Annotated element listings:
* * * * * * *

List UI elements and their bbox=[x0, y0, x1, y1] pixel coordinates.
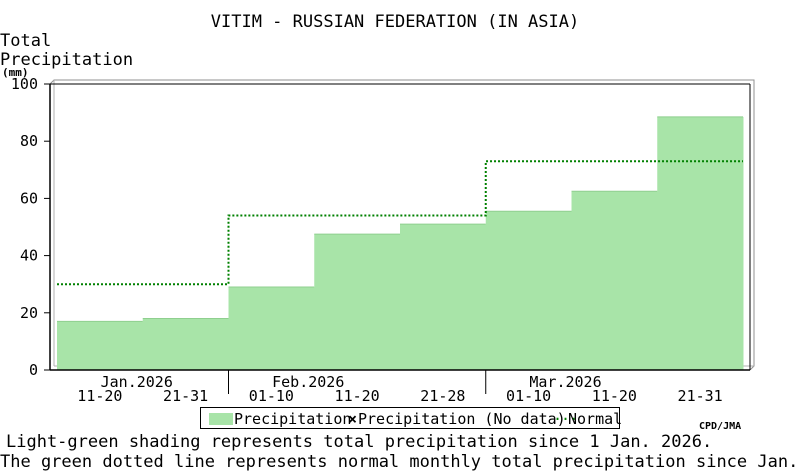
legend-precipitation-label: Precipitation bbox=[234, 410, 352, 428]
precipitation-bar-1 bbox=[57, 321, 144, 370]
credit-label: CPD/JMA bbox=[699, 421, 742, 432]
legend-precipitation-swatch bbox=[209, 413, 233, 425]
legend-normal-dotted-line: ··· bbox=[553, 410, 578, 428]
y-axis-unit: (mm) bbox=[2, 66, 29, 79]
precipitation-bar-2 bbox=[142, 318, 229, 370]
x-tick-label-8: 21-31 bbox=[678, 387, 723, 405]
x-tick-label-7: 11-20 bbox=[592, 387, 637, 405]
y-tick-label-0: 0 bbox=[29, 361, 38, 379]
x-tick-label-4: 11-20 bbox=[335, 387, 380, 405]
y-tick-label-100: 100 bbox=[11, 75, 38, 93]
month-label-1: Jan.2026 bbox=[101, 373, 173, 391]
x-tick-label-5: 21-28 bbox=[420, 387, 465, 405]
chart-title: VITIM - RUSSIAN FEDERATION (IN ASIA) bbox=[210, 12, 580, 32]
precipitation-bar-3 bbox=[228, 287, 315, 370]
precipitation-bar-4 bbox=[314, 234, 401, 370]
y-axis-label-line-2: Precipitation bbox=[0, 50, 134, 70]
precipitation-bar-8 bbox=[657, 116, 744, 370]
precipitation-bar-7 bbox=[571, 191, 658, 370]
legend-normal-label: Normal bbox=[568, 410, 623, 428]
y-tick-label-20: 20 bbox=[20, 304, 38, 322]
y-axis-label-line-1: Total bbox=[0, 31, 52, 51]
footnote-normal-line: The green dotted line represents normal … bbox=[0, 452, 799, 472]
x-tick-label-6: 01-10 bbox=[506, 387, 551, 405]
legend-no-data-label: Precipitation (No data) bbox=[358, 410, 566, 428]
month-label-3: Mar.2026 bbox=[529, 373, 601, 391]
y-tick-label-60: 60 bbox=[20, 189, 38, 207]
legend-no-data-marker-icon: × bbox=[348, 410, 358, 428]
x-tick-label-3: 01-10 bbox=[249, 387, 294, 405]
footnote-shading: Light-green shading represents total pre… bbox=[6, 432, 713, 452]
y-tick-label-40: 40 bbox=[20, 247, 38, 265]
month-label-2: Feb.2026 bbox=[272, 373, 344, 391]
x-tick-label-2: 21-31 bbox=[163, 387, 208, 405]
x-tick-label-1: 11-20 bbox=[77, 387, 122, 405]
legend: Precipitation × Precipitation (No data) … bbox=[200, 407, 623, 429]
precipitation-bar-5 bbox=[400, 224, 487, 370]
plot-back-frame bbox=[49, 79, 755, 371]
precipitation-bar-6 bbox=[485, 211, 572, 370]
y-tick-label-80: 80 bbox=[20, 132, 38, 150]
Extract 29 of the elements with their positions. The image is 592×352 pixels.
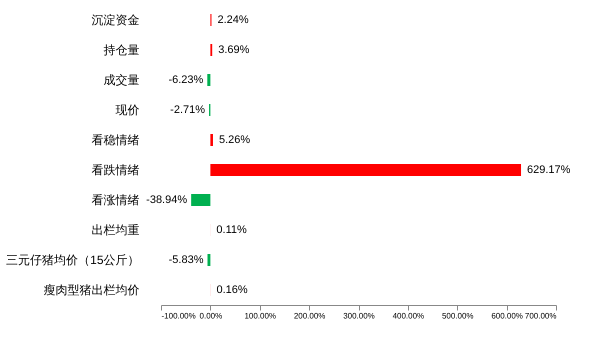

* * * * * * *

_Direction_:
Format the listing lines as a JSON list of strings, one string per line and no blank lines, from the line with "410, 352, 428]" to the line with "x-tick-label-3: 01-10 bbox=[249, 387, 294, 405]", both included.

_The completed task_:
[
  "legend-precipitation-label: Precipitation bbox=[234, 410, 352, 428]",
  "precipitation-bar-1 bbox=[57, 321, 144, 370]",
  "credit-label: CPD/JMA bbox=[699, 421, 742, 432]",
  "legend-precipitation-swatch bbox=[209, 413, 233, 425]",
  "legend-normal-dotted-line: ··· bbox=[553, 410, 578, 428]",
  "y-axis-unit: (mm) bbox=[2, 66, 29, 79]",
  "precipitation-bar-2 bbox=[142, 318, 229, 370]",
  "x-tick-label-8: 21-31 bbox=[678, 387, 723, 405]",
  "x-tick-label-7: 11-20 bbox=[592, 387, 637, 405]",
  "y-tick-label-0: 0 bbox=[29, 361, 38, 379]",
  "x-tick-label-4: 11-20 bbox=[335, 387, 380, 405]",
  "y-tick-label-100: 100 bbox=[11, 75, 38, 93]",
  "month-label-1: Jan.2026 bbox=[101, 373, 173, 391]",
  "x-tick-label-5: 21-28 bbox=[420, 387, 465, 405]",
  "chart-title: VITIM - RUSSIAN FEDERATION (IN ASIA) bbox=[210, 12, 580, 32]",
  "precipitation-bar-3 bbox=[228, 287, 315, 370]",
  "precipitation-bar-4 bbox=[314, 234, 401, 370]",
  "y-axis-label-line-2: Precipitation bbox=[0, 50, 134, 70]",
  "precipitation-bar-8 bbox=[657, 116, 744, 370]",
  "precipitation-bar-7 bbox=[571, 191, 658, 370]",
  "legend-normal-label: Normal bbox=[568, 410, 623, 428]",
  "y-tick-label-20: 20 bbox=[20, 304, 38, 322]",
  "y-axis-label-line-1: Total bbox=[0, 31, 52, 51]",
  "footnote-normal-line: The green dotted line represents normal … bbox=[0, 452, 799, 472]",
  "x-tick-label-6: 01-10 bbox=[506, 387, 551, 405]",
  "legend-no-data-label: Precipitation (No data) bbox=[358, 410, 566, 428]",
  "month-label-3: Mar.2026 bbox=[529, 373, 601, 391]",
  "y-tick-label-60: 60 bbox=[20, 189, 38, 207]",
  "legend-no-data-marker-icon: × bbox=[348, 410, 358, 428]",
  "x-tick-label-3: 01-10 bbox=[249, 387, 294, 405]"
]